Set each entry down verbatim, omitting images.

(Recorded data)
※

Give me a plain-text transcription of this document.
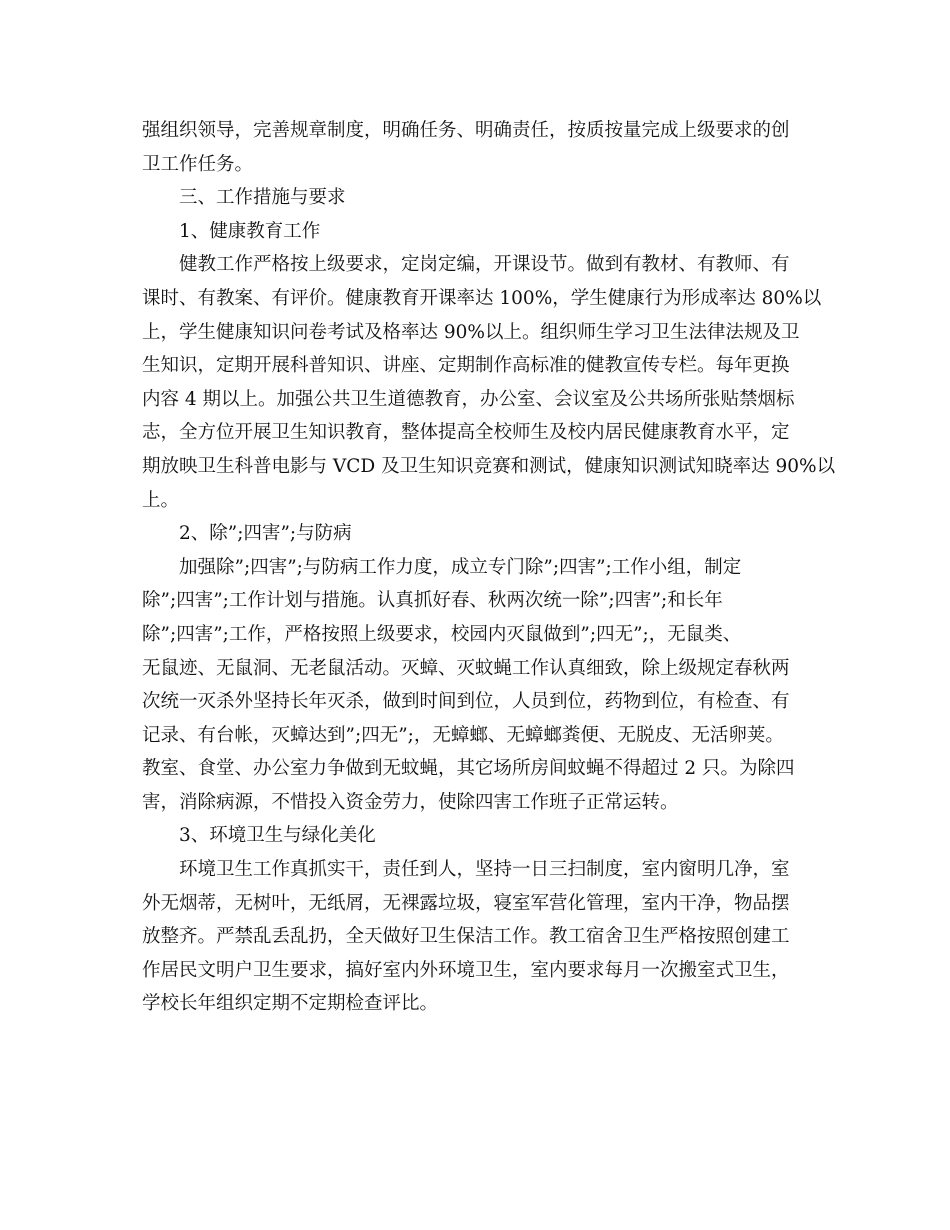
强组织领导，完善规章制度，明确任务、明确责任，按质按量完成上级要求的创
卫工作任务。
三、工作措施与要求
1、健康教育工作
健教工作严格按上级要求，定岗定编，开课设节。做到有教材、有教师、有
课时、有教案、有评价。健康教育开课率达 100%，学生健康行为形成率达 80%以
上，学生健康知识问卷考试及格率达 90%以上。组织师生学习卫生法律法规及卫
生知识，定期开展科普知识、讲座、定期制作高标准的健教宣传专栏。每年更换
内容 4 期以上。加强公共卫生道德教育，办公室、会议室及公共场所张贴禁烟标
志，全方位开展卫生知识教育，整体提高全校师生及校内居民健康教育水平，定
期放映卫生科普电影与 VCD 及卫生知识竞赛和测试，健康知识测试知晓率达 90%以
上。
2、除”;四害”;与防病
加强除”;四害”;与防病工作力度，成立专门除”;四害”;工作小组，制定
除”;四害”;工作计划与措施。认真抓好春、秋两次统一除”;四害”;和长年
除”;四害”;工作，严格按照上级要求，校园内灭鼠做到”;四无”;，无鼠类、
无鼠迹、无鼠洞、无老鼠活动。灭蟑、灭蚊蝇工作认真细致，除上级规定春秋两
次统一灭杀外坚持长年灭杀，做到时间到位，人员到位，药物到位，有检查、有
记录、有台帐，灭蟑达到”;四无”;，无蟑螂、无蟑螂粪便、无脱皮、无活卵荚。
教室、食堂、办公室力争做到无蚊蝇，其它场所房间蚊蝇不得超过 2 只。为除四
害，消除病源，不惜投入资金劳力，使除四害工作班子正常运转。
3、环境卫生与绿化美化
环境卫生工作真抓实干，责任到人，坚持一日三扫制度，室内窗明几净，室
外无烟蒂，无树叶，无纸屑，无裸露垃圾，寝室军营化管理，室内干净，物品摆
放整齐。严禁乱丢乱扔，全天做好卫生保洁工作。教工宿舍卫生严格按照创建工
作居民文明户卫生要求，搞好室内外环境卫生，室内要求每月一次搬室式卫生，
学校长年组织定期不定期检查评比。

※

FINISHED EXERCISE:
Give me a plain-text transcription of this document.
强组织领导，完善规章制度，明确任务、明确责任，按质按量完成上级要求的创
卫工作任务。
三、工作措施与要求
1、健康教育工作
健教工作严格按上级要求，定岗定编，开课设节。做到有教材、有教师、有
课时、有教案、有评价。健康教育开课率达 100%，学生健康行为形成率达 80%以
上，学生健康知识问卷考试及格率达 90%以上。组织师生学习卫生法律法规及卫
生知识，定期开展科普知识、讲座、定期制作高标准的健教宣传专栏。每年更换
内容 4 期以上。加强公共卫生道德教育，办公室、会议室及公共场所张贴禁烟标
志，全方位开展卫生知识教育，整体提高全校师生及校内居民健康教育水平，定
期放映卫生科普电影与 VCD 及卫生知识竞赛和测试，健康知识测试知晓率达 90%以
上。
2、除”;四害”;与防病
加强除”;四害”;与防病工作力度，成立专门除”;四害”;工作小组，制定
除”;四害”;工作计划与措施。认真抓好春、秋两次统一除”;四害”;和长年
除”;四害”;工作，严格按照上级要求，校园内灭鼠做到”;四无”;，无鼠类、
无鼠迹、无鼠洞、无老鼠活动。灭蟑、灭蚊蝇工作认真细致，除上级规定春秋两
次统一灭杀外坚持长年灭杀，做到时间到位，人员到位，药物到位，有检查、有
记录、有台帐，灭蟑达到”;四无”;，无蟑螂、无蟑螂粪便、无脱皮、无活卵荚。
教室、食堂、办公室力争做到无蚊蝇，其它场所房间蚊蝇不得超过 2 只。为除四
害，消除病源，不惜投入资金劳力，使除四害工作班子正常运转。
3、环境卫生与绿化美化
环境卫生工作真抓实干，责任到人，坚持一日三扫制度，室内窗明几净，室
外无烟蒂，无树叶，无纸屑，无裸露垃圾，寝室军营化管理，室内干净，物品摆
放整齐。严禁乱丢乱扔，全天做好卫生保洁工作。教工宿舍卫生严格按照创建工
作居民文明户卫生要求，搞好室内外环境卫生，室内要求每月一次搬室式卫生，
学校长年组织定期不定期检查评比。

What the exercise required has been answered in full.